To-do list =
1/ Retype the part of the Sheng-wu-lien passage starting with "As has been" and going on through "Commune of China'...".
2/ In the entries, starting with the first line and going on through the line with "Text: HPI: Average", change "detached house" to "property" and leave everything else as it is. Give back only those lines.

Sheng-wu-lien is a newborn sprout comparable to the Soviets. It is the embryonic form of a more mature 'commune' than that of January and August. No matter how the bourgeoisie alternately employ suppression and the reformist tactic of encouraging the activities of a third force, Sheng-wu-lien as a true newborn Red political power will surely grow and gather strength continuously amid big gales and storms...

As has been said in the preceding paragraphs, the basic social contradictions that gave rise to the great proletarian cultural revolution are contradictions between the rule of the new bureaucratic bourgeoisie and the mass of the people. The development and intensification of these contradictions decides that society needs a more thorough change — overthrow of the rule of the bureaucratic bourgeoisie, thorough smashing of the old state machinery, realization of social revolution, realization of a redistribution of assets and power, and establishment of a new society - 'People's Commune of China'...

At present, are these basic contradictions of Chinese society resolved? Is the object of the first great cultural revolution fulfilled?

Data for this exercise =
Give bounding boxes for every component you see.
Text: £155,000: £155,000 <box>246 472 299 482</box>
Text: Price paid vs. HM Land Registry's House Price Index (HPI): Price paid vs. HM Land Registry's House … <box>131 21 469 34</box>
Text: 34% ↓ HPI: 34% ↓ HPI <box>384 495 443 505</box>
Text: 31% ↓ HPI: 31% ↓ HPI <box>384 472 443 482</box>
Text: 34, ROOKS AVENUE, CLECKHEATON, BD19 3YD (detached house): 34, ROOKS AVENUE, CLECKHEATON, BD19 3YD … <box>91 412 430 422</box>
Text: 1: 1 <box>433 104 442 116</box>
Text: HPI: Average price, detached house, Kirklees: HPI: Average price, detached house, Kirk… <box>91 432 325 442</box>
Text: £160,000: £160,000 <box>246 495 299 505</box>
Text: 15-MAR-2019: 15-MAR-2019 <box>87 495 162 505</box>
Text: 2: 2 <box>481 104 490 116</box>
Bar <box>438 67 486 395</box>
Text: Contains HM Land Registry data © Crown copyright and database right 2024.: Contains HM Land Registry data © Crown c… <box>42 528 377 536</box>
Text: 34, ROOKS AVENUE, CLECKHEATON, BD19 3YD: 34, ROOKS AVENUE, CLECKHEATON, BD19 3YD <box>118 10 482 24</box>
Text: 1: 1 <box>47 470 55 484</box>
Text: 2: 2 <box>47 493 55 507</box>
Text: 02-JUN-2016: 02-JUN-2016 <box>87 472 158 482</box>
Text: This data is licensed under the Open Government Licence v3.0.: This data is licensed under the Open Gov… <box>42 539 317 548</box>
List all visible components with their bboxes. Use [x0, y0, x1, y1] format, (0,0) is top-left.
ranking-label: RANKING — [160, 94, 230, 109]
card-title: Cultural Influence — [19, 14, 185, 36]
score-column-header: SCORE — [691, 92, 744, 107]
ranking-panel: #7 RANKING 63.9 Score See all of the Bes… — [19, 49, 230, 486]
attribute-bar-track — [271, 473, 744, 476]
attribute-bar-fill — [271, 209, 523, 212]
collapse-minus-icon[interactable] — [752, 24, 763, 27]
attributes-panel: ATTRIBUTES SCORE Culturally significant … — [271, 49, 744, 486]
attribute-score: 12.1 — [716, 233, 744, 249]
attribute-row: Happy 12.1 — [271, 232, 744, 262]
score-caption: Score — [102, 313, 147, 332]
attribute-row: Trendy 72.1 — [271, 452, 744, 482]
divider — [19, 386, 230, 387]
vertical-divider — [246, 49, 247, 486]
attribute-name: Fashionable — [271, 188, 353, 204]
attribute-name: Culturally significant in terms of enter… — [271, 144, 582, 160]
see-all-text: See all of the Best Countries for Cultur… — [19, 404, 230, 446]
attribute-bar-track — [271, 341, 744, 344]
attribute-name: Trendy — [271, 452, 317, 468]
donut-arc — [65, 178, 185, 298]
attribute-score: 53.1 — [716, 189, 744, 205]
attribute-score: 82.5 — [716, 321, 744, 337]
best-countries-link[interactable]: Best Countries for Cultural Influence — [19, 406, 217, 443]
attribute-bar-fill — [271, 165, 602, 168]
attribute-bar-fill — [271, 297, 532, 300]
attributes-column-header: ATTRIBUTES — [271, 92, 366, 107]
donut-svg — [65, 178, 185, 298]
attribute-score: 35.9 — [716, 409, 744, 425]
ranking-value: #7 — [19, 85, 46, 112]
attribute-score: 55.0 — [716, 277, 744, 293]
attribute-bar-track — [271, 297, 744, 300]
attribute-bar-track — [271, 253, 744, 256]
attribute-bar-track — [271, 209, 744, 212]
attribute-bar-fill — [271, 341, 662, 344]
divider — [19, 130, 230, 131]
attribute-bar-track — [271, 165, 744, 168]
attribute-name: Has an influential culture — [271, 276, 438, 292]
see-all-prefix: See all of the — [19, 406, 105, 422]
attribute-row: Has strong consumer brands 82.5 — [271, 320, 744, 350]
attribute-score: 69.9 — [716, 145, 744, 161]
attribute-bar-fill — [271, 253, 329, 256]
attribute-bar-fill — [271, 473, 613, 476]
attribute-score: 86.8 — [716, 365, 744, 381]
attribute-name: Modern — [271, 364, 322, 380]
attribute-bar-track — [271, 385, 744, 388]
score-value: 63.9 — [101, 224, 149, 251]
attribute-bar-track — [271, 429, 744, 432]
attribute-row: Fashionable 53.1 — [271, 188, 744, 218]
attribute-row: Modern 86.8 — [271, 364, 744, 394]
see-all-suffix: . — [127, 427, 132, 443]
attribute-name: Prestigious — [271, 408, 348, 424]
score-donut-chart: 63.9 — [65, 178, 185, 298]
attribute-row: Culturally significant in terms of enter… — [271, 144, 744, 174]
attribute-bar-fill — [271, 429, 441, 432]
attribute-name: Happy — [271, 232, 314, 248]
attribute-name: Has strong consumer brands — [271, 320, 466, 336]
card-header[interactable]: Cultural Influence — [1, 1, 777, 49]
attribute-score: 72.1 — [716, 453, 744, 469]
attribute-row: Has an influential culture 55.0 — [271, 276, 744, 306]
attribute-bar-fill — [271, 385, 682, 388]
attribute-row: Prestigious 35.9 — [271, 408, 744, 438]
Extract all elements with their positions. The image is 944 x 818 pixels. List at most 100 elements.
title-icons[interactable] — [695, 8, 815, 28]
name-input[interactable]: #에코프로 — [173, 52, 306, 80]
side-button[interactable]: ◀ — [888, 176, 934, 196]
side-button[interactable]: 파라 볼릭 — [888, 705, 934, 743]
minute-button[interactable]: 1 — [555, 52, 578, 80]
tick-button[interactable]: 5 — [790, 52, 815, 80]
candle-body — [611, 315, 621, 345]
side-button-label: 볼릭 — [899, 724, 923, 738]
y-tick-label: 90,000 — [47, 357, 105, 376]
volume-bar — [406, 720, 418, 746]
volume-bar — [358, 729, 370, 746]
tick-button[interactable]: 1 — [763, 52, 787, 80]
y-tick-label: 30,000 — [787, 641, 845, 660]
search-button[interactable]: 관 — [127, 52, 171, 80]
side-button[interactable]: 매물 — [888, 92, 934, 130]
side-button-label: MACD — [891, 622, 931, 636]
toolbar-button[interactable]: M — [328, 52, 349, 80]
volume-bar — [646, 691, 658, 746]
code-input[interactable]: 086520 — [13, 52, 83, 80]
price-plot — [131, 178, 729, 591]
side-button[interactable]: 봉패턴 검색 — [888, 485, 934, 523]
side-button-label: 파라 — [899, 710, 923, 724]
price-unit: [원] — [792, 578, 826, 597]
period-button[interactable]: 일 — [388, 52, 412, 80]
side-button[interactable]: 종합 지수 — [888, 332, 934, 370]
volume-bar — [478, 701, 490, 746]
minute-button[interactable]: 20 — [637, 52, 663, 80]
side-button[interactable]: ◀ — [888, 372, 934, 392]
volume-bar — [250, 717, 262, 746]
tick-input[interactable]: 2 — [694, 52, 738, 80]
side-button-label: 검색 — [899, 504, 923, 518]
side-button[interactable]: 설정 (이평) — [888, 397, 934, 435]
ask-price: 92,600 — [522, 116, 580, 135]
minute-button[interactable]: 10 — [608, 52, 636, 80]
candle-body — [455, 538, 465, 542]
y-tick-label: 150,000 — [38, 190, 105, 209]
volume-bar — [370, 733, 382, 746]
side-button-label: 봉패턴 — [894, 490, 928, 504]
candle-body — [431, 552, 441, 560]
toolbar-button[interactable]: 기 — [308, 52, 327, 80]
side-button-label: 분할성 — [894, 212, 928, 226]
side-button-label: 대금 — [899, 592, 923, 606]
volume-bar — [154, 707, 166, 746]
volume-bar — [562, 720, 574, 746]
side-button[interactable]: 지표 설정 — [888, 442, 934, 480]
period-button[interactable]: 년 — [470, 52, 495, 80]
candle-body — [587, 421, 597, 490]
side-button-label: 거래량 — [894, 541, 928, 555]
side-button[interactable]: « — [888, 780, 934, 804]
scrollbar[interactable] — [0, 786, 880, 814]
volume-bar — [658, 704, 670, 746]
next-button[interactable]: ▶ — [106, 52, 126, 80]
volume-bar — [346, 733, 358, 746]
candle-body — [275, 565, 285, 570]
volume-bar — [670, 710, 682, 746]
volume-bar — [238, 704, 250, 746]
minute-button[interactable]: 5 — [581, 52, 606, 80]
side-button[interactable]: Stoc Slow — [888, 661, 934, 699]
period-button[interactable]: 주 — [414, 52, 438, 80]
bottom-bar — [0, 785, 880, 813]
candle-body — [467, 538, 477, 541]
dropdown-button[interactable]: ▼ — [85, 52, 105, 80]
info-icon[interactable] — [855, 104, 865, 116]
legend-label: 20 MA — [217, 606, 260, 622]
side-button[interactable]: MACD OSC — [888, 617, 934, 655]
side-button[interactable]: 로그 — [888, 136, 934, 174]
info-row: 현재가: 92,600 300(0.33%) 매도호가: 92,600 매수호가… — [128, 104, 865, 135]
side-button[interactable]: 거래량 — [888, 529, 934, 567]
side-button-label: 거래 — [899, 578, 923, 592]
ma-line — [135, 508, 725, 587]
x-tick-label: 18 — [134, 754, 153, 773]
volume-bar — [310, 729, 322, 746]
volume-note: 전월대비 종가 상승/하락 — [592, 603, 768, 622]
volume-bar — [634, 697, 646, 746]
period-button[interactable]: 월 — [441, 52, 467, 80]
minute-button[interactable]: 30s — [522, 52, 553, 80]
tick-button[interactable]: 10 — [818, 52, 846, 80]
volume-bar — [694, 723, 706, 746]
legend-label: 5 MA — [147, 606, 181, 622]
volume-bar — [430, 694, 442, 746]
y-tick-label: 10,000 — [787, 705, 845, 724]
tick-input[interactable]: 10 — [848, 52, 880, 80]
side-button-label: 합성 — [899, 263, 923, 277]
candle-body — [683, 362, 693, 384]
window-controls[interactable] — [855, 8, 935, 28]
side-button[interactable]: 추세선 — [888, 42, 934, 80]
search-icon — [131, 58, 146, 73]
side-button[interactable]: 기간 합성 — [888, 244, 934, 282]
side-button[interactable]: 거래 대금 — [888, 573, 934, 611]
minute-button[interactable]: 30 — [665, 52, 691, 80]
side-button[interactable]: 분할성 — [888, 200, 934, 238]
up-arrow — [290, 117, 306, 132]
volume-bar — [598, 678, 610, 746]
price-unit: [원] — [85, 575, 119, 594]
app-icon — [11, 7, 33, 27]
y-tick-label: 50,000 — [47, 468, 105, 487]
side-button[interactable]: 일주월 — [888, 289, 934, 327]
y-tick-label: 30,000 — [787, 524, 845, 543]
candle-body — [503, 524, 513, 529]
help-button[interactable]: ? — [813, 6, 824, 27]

Correct answers =
1/
As has been said in the preceding paragraphs, the basic social contradictions that gave rise to the great proletarian cultural revolution are contradictions between the rule of the new bureaucratic bourgeoisie and the mass of the people. The development and intensification of these contradictions decides that society needs a more thorough change — overthrow of the rule of the bureaucratic bourgeoisie, thorough smashing of the old state machinery, realization of social revolution, realization of a redistribution of assets and power, and establishment of a new society - 'People's Commune of China'...

2/
Give bounding boxes for every component you see.
Text: £155,000: £155,000 <box>246 472 299 482</box>
Text: Price paid vs. HM Land Registry's House Price Index (HPI): Price paid vs. HM Land Registry's House … <box>131 21 469 34</box>
Text: 34% ↓ HPI: 34% ↓ HPI <box>384 495 443 505</box>
Text: 31% ↓ HPI: 31% ↓ HPI <box>384 472 443 482</box>
Text: 34, ROOKS AVENUE, CLECKHEATON, BD19 3YD (property): 34, ROOKS AVENUE, CLECKHEATON, BD19 3YD … <box>91 412 430 422</box>
Text: 1: 1 <box>433 104 442 116</box>
Text: HPI: Average price, property, Kirklees: HPI: Average price, property, Kirk… <box>91 432 325 442</box>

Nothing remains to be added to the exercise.